> [TASK REQUIREMENTS]:
Render the material again word for word, skipping the pictures in it.

> [GIVEN DATA]:
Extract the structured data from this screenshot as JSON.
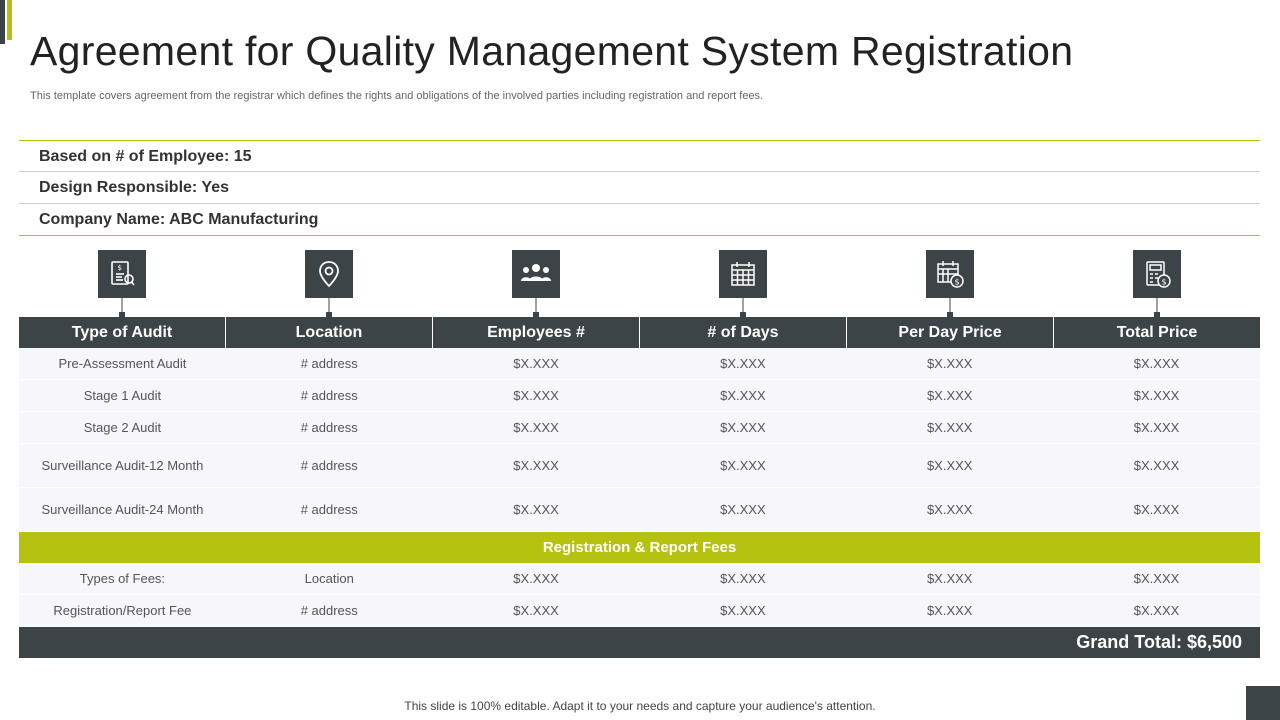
{
  "header": {
    "title": "Agreement for Quality Management System Registration",
    "subtitle": "This template covers agreement from the registrar which defines the rights and obligations of the involved  parties including registration and report fees."
  },
  "info": [
    "Based on # of Employee: 15",
    "Design Responsible: Yes",
    "Company Name: ABC Manufacturing"
  ],
  "icons": [
    "audit-document-icon",
    "location-pin-icon",
    "employees-group-icon",
    "calendar-icon",
    "calendar-price-icon",
    "calculator-price-icon"
  ],
  "table": {
    "columns": [
      "Type of Audit",
      "Location",
      "Employees #",
      "# of Days",
      "Per Day Price",
      "Total Price"
    ],
    "rows": [
      [
        "Pre-Assessment Audit",
        "# address",
        "$X.XXX",
        "$X.XXX",
        "$X.XXX",
        "$X.XXX"
      ],
      [
        "Stage 1 Audit",
        "# address",
        "$X.XXX",
        "$X.XXX",
        "$X.XXX",
        "$X.XXX"
      ],
      [
        "Stage 2 Audit",
        "# address",
        "$X.XXX",
        "$X.XXX",
        "$X.XXX",
        "$X.XXX"
      ],
      [
        "Surveillance  Audit-12 Month",
        "# address",
        "$X.XXX",
        "$X.XXX",
        "$X.XXX",
        "$X.XXX"
      ],
      [
        "Surveillance  Audit-24 Month",
        "# address",
        "$X.XXX",
        "$X.XXX",
        "$X.XXX",
        "$X.XXX"
      ]
    ],
    "section_label": "Registration & Report Fees",
    "fee_rows": [
      [
        "Types  of Fees:",
        "Location",
        "$X.XXX",
        "$X.XXX",
        "$X.XXX",
        "$X.XXX"
      ],
      [
        "Registration/Report  Fee",
        "# address",
        "$X.XXX",
        "$X.XXX",
        "$X.XXX",
        "$X.XXX"
      ]
    ],
    "grand_total": "Grand Total: $6,500"
  },
  "footer": "This slide is 100% editable. Adapt it to your needs and capture your audience's attention.",
  "colors": {
    "dark": "#3d4447",
    "accent": "#b5c20f"
  }
}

> [COMPLETE RESPONSE]:
Extract the structured data from this screenshot as JSON.
{
  "header": {
    "title": "Agreement for Quality Management System Registration",
    "subtitle": "This template covers agreement from the registrar which defines the rights and obligations of the involved  parties including registration and report fees."
  },
  "info": [
    "Based on # of Employee: 15",
    "Design Responsible: Yes",
    "Company Name: ABC Manufacturing"
  ],
  "icons": [
    "audit-document-icon",
    "location-pin-icon",
    "employees-group-icon",
    "calendar-icon",
    "calendar-price-icon",
    "calculator-price-icon"
  ],
  "table": {
    "columns": [
      "Type of Audit",
      "Location",
      "Employees #",
      "# of Days",
      "Per Day Price",
      "Total Price"
    ],
    "rows": [
      [
        "Pre-Assessment Audit",
        "# address",
        "$X.XXX",
        "$X.XXX",
        "$X.XXX",
        "$X.XXX"
      ],
      [
        "Stage 1 Audit",
        "# address",
        "$X.XXX",
        "$X.XXX",
        "$X.XXX",
        "$X.XXX"
      ],
      [
        "Stage 2 Audit",
        "# address",
        "$X.XXX",
        "$X.XXX",
        "$X.XXX",
        "$X.XXX"
      ],
      [
        "Surveillance  Audit-12 Month",
        "# address",
        "$X.XXX",
        "$X.XXX",
        "$X.XXX",
        "$X.XXX"
      ],
      [
        "Surveillance  Audit-24 Month",
        "# address",
        "$X.XXX",
        "$X.XXX",
        "$X.XXX",
        "$X.XXX"
      ]
    ],
    "section_label": "Registration & Report Fees",
    "fee_rows": [
      [
        "Types  of Fees:",
        "Location",
        "$X.XXX",
        "$X.XXX",
        "$X.XXX",
        "$X.XXX"
      ],
      [
        "Registration/Report  Fee",
        "# address",
        "$X.XXX",
        "$X.XXX",
        "$X.XXX",
        "$X.XXX"
      ]
    ],
    "grand_total": "Grand Total: $6,500"
  },
  "footer": "This slide is 100% editable. Adapt it to your needs and capture your audience's attention.",
  "colors": {
    "dark": "#3d4447",
    "accent": "#b5c20f"
  }
}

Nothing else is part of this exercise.